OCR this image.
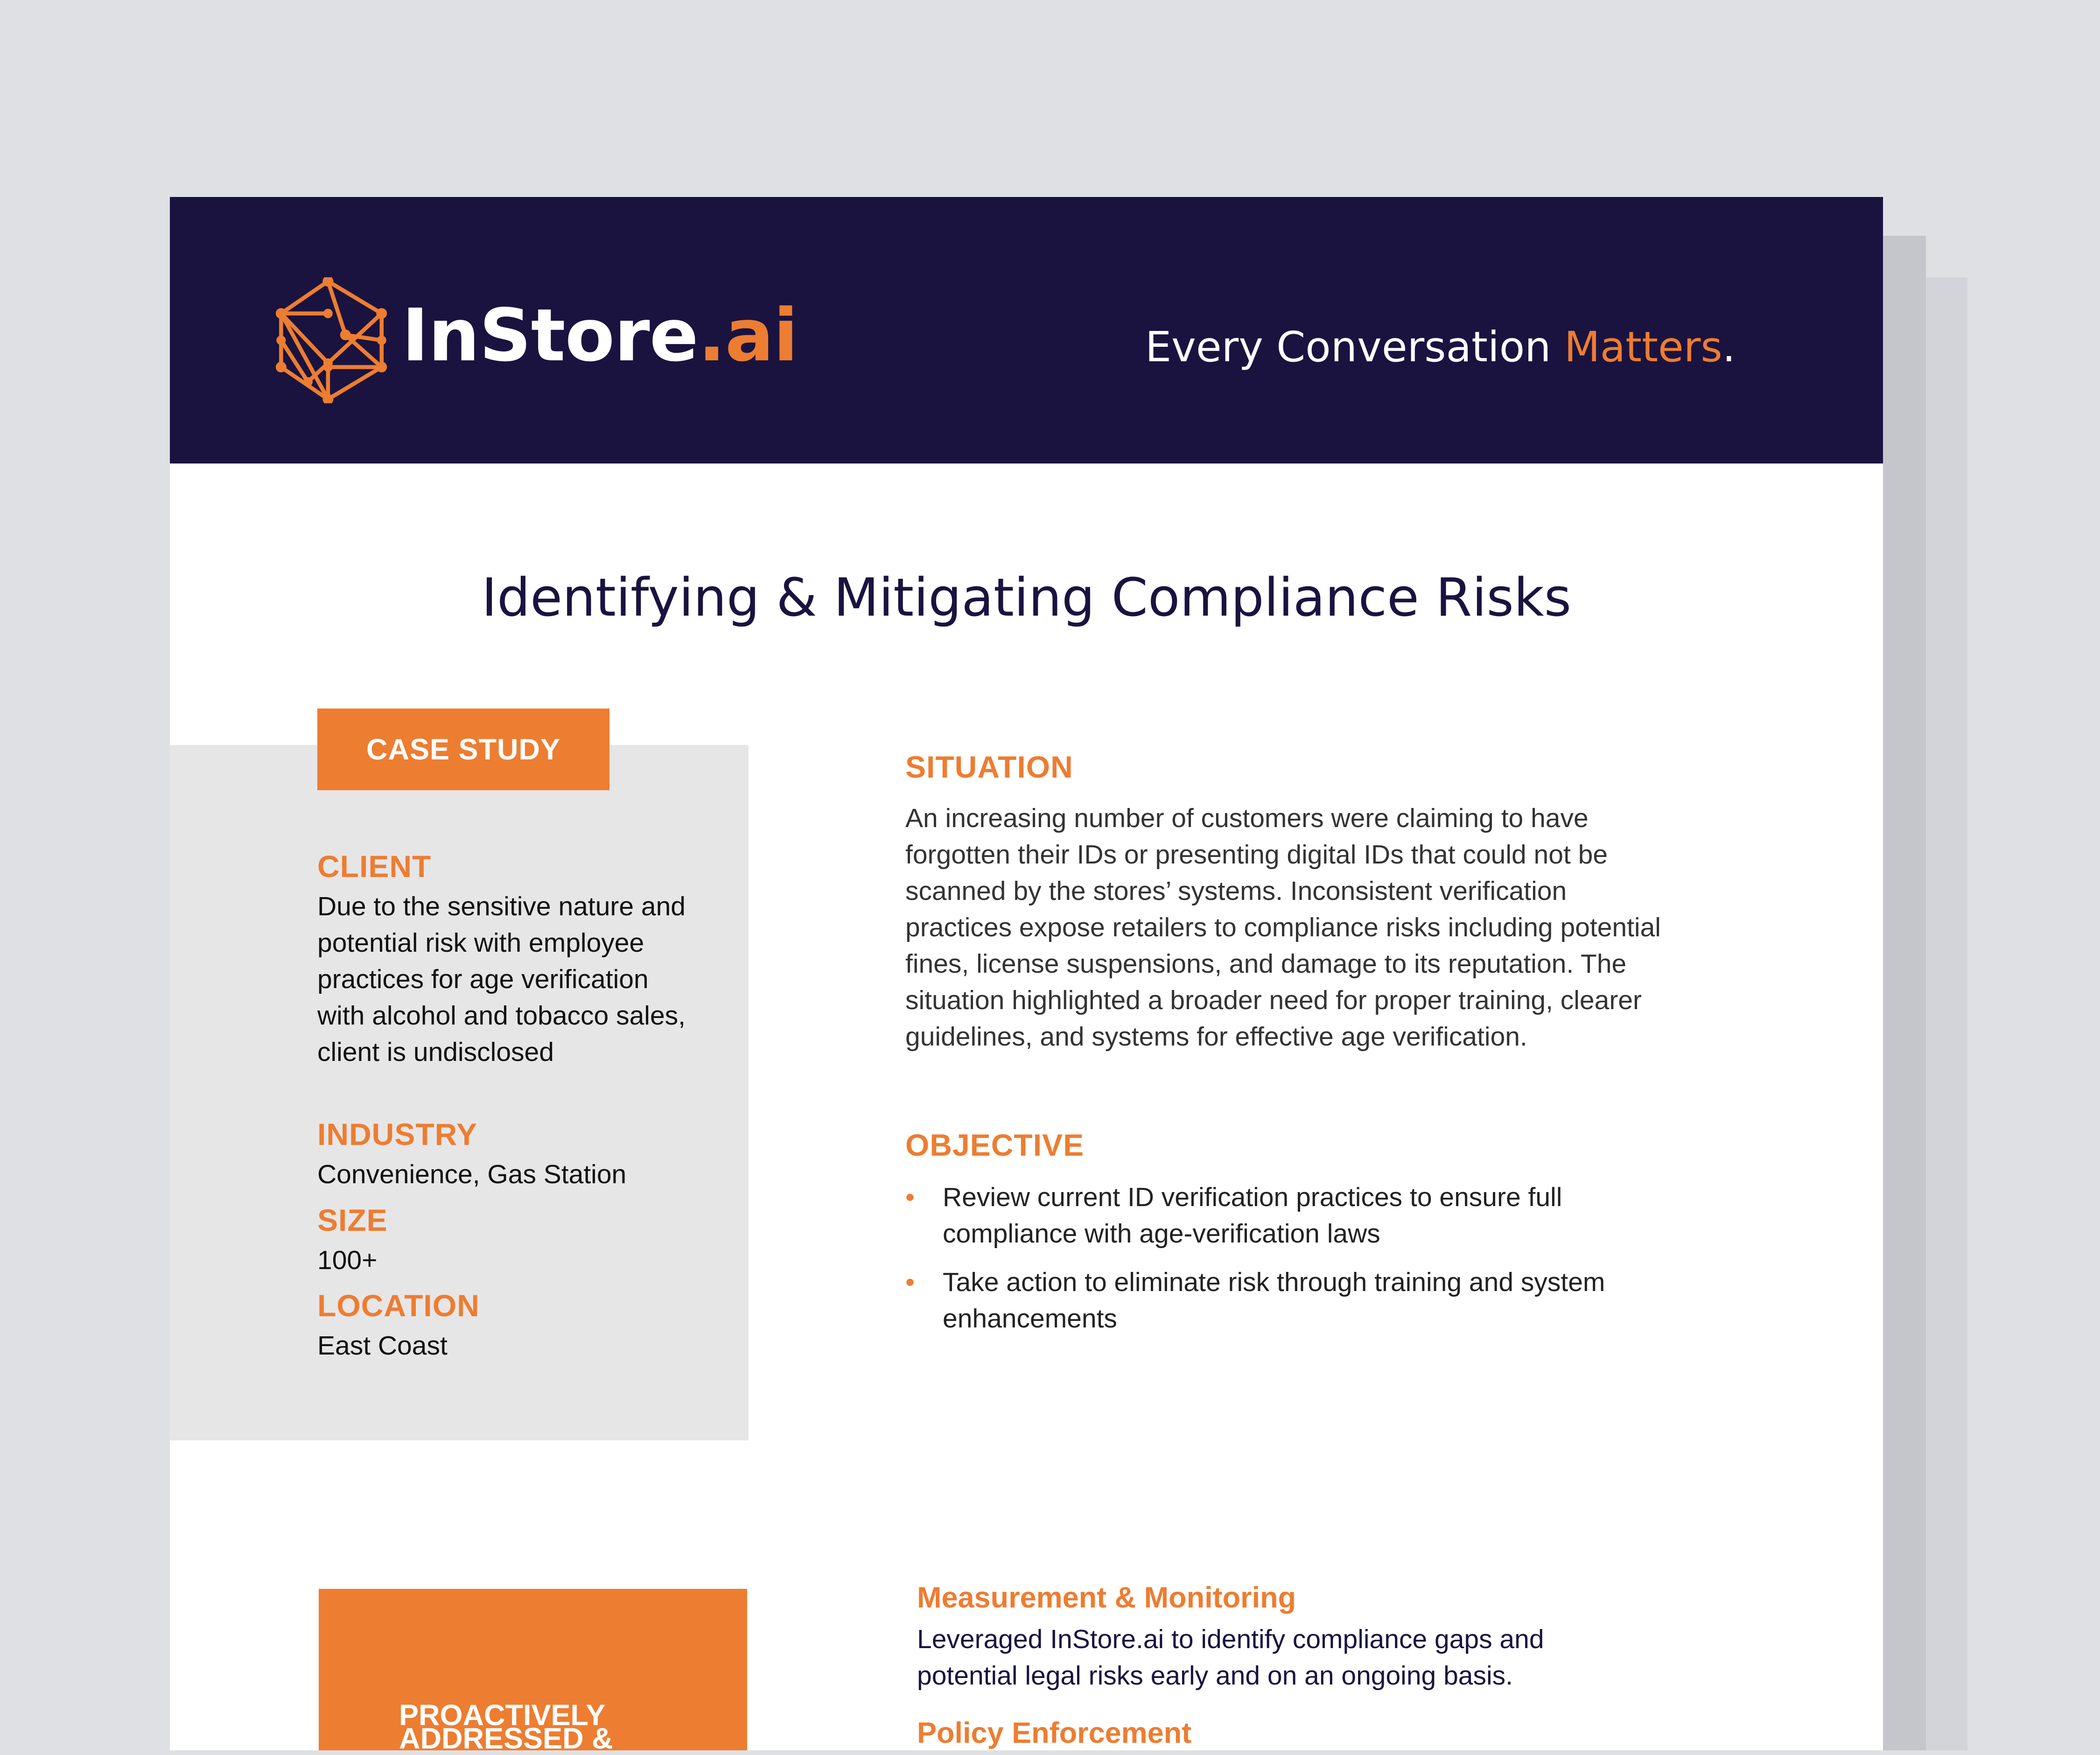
InStore.ai	Every Conversation Matters.
Identifying & Mitigating Compliance Risks
CASE STUDY
CLIENT
Due to the sensitive nature and potential risk with employee practices for age verification with alcohol and tobacco sales, client is undisclosed
INDUSTRY
Convenience, Gas Station
SIZE
100+
LOCATION
East Coast
SITUATION
An increasing number of customers were claiming to have forgotten their IDs or presenting digital IDs that could not be scanned by the stores’ systems. Inconsistent verification practices expose retailers to compliance risks including potential fines, license suspensions, and damage to its reputation. The situation highlighted a broader need for proper training, clearer guidelines, and systems for effective age verification.
OBJECTIVE
• Review current ID verification practices to ensure full compliance with age-verification laws
• Take action to eliminate risk through training and system enhancements
PROACTIVELY
ADDRESSED &
Measurement & Monitoring
Leveraged InStore.ai to identify compliance gaps and potential legal risks early and on an ongoing basis.
Policy Enforcement
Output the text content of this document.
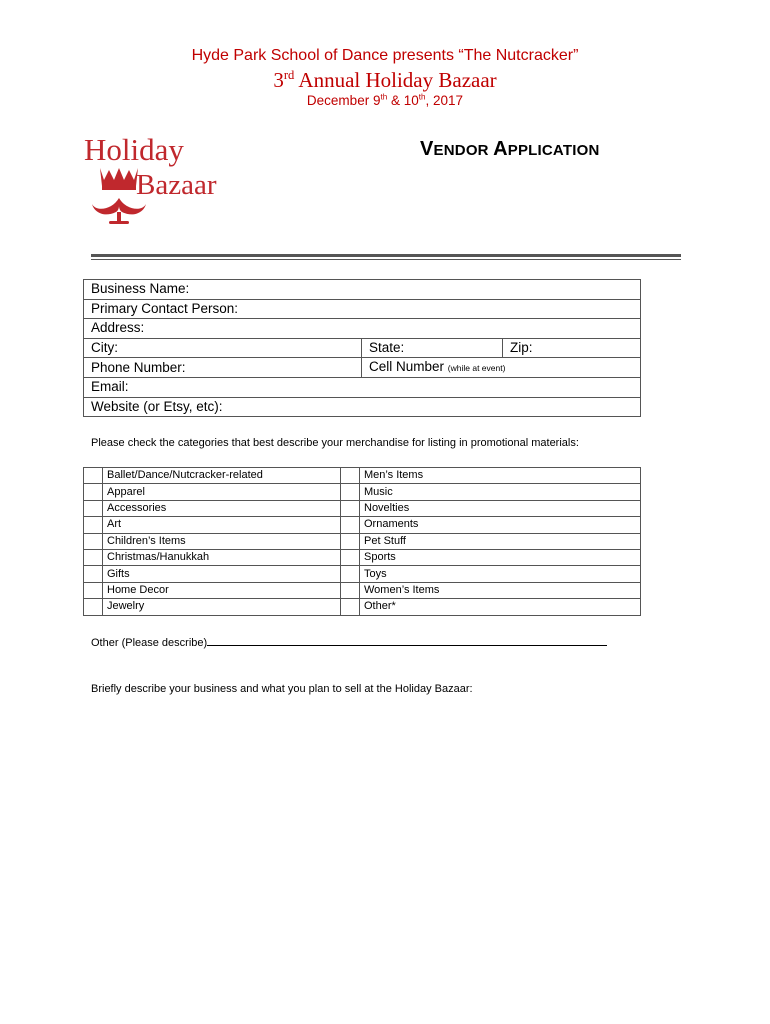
Hyde Park School of Dance presents “The Nutcracker”
3rd Annual Holiday Bazaar
December 9th & 10th, 2017
Holiday
Bazaar
VENDOR APPLICATION
Business Name:		
Primary Contact Person:		
Address:		
City:	State:	Zip:
Phone Number:	Cell Number (while at event)	
Email:		
Website (or Etsy, etc):		
Please check the categories that best describe your merchandise for listing in promotional materials:
	Ballet/Dance/Nutcracker-related		Men’s Items
	Apparel		Music
	Accessories		Novelties
	Art		Ornaments
	Children’s Items		Pet Stuff
	Christmas/Hanukkah		Sports
	Gifts		Toys
	Home Decor		Women’s Items
	Jewelry		Other*
Other (Please describe)
Briefly describe your business and what you plan to sell at the Holiday Bazaar:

_____

**EXERCISE AIM**
Repeat each entry above word for word, leaving every picture out.

**ANSWER BELOW**
OCR this image.
InStore.ai	Every Conversation Matters.
Identifying & Mitigating Compliance Risks
CASE STUDY
CLIENT
Due to the sensitive nature and potential risk with employee practices for age verification with alcohol and tobacco sales, client is undisclosed
INDUSTRY
Convenience, Gas Station
SIZE
100+
LOCATION
East Coast
SITUATION
An increasing number of customers were claiming to have forgotten their IDs or presenting digital IDs that could not be scanned by the stores’ systems. Inconsistent verification practices expose retailers to compliance risks including potential fines, license suspensions, and damage to its reputation. The situation highlighted a broader need for proper training, clearer guidelines, and systems for effective age verification.
OBJECTIVE
• Review current ID verification practices to ensure full compliance with age-verification laws
• Take action to eliminate risk through training and system enhancements
PROACTIVELY
ADDRESSED &
Measurement & Monitoring
Leveraged InStore.ai to identify compliance gaps and potential legal risks early and on an ongoing basis.
Policy Enforcement
Output the text content of this document.
Hyde Park School of Dance presents “The Nutcracker”
3rd Annual Holiday Bazaar
December 9th & 10th, 2017
Holiday
Bazaar
VENDOR APPLICATION
Business Name:		
Primary Contact Person:		
Address:		
City:	State:	Zip:
Phone Number:	Cell Number (while at event)	
Email:		
Website (or Etsy, etc):		
Please check the categories that best describe your merchandise for listing in promotional materials:
	Ballet/Dance/Nutcracker-related		Men’s Items
	Apparel		Music
	Accessories		Novelties
	Art		Ornaments
	Children’s Items		Pet Stuff
	Christmas/Hanukkah		Sports
	Gifts		Toys
	Home Decor		Women’s Items
	Jewelry		Other*
Other (Please describe)
Briefly describe your business and what you plan to sell at the Holiday Bazaar:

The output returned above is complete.